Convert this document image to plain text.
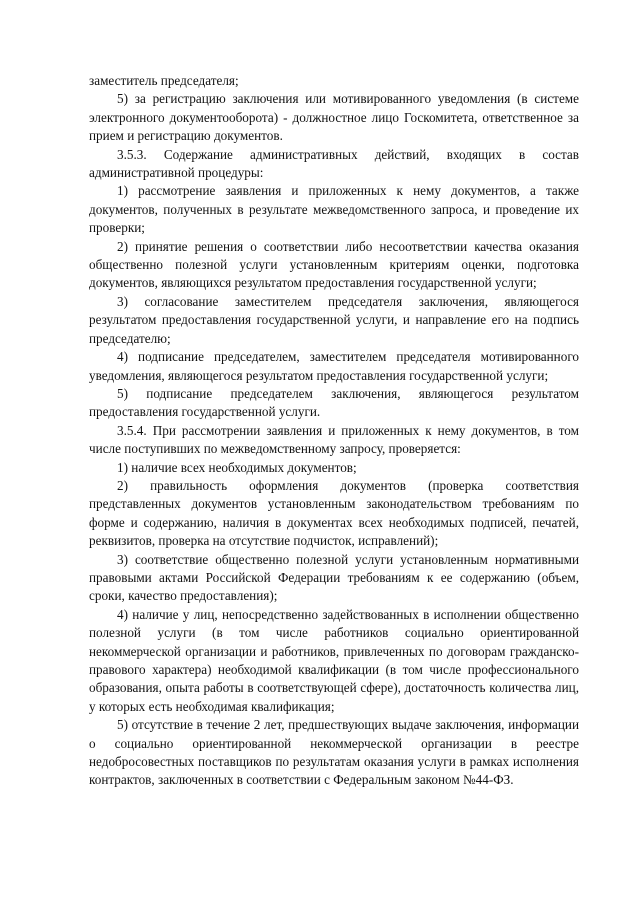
заместитель председателя;

5) за регистрацию заключения или мотивированного уведомления (в системе электронного документооборота) - должностное лицо Госкомитета, ответственное за прием и регистрацию документов.

3.5.3. Содержание административных действий, входящих в состав административной процедуры:

1) рассмотрение заявления и приложенных к нему документов, а также документов, полученных в результате межведомственного запроса, и проведение их проверки;

2) принятие решения о соответствии либо несоответствии качества оказания общественно полезной услуги установленным критериям оценки, подготовка документов, являющихся результатом предоставления государственной услуги;

3) согласование заместителем председателя заключения, являющегося результатом предоставления государственной услуги, и направление его на подпись председателю;

4) подписание председателем, заместителем председателя мотивированного уведомления, являющегося результатом предоставления государственной услуги;

5) подписание председателем заключения, являющегося результатом предоставления государственной услуги.

3.5.4. При рассмотрении заявления и приложенных к нему документов, в том числе поступивших по межведомственному запросу, проверяется:

1) наличие всех необходимых документов;

2) правильность оформления документов (проверка соответствия представленных документов установленным законодательством требованиям по форме и содержанию, наличия в документах всех необходимых подписей, печатей, реквизитов, проверка на отсутствие подчисток, исправлений);

3) соответствие общественно полезной услуги установленным нормативными правовыми актами Российской Федерации требованиям к ее содержанию (объем, сроки, качество предоставления);

4) наличие у лиц, непосредственно задействованных в исполнении общественно полезной услуги (в том числе работников социально ориентированной некоммерческой организации и работников, привлеченных по договорам гражданско-правового характера) необходимой квалификации (в том числе профессионального образования, опыта работы в соответствующей сфере), достаточность количества лиц, у которых есть необходимая квалификация;

5) отсутствие в течение 2 лет, предшествующих выдаче заключения, информации о социально ориентированной некоммерческой организации в реестре недобросовестных поставщиков по результатам оказания услуги в рамках исполнения контрактов, заключенных в соответствии с Федеральным законом №44-ФЗ.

·····

__Given exercise__
Look through the entries and return every line where "подписание" appears.

__The output__
4) подписание председателем, заместителем председателя мотивированного уведомления, являющегося результатом предоставления государственной услуги;
5) подписание председателем заключения, являющегося результатом предоставления государственной услуги.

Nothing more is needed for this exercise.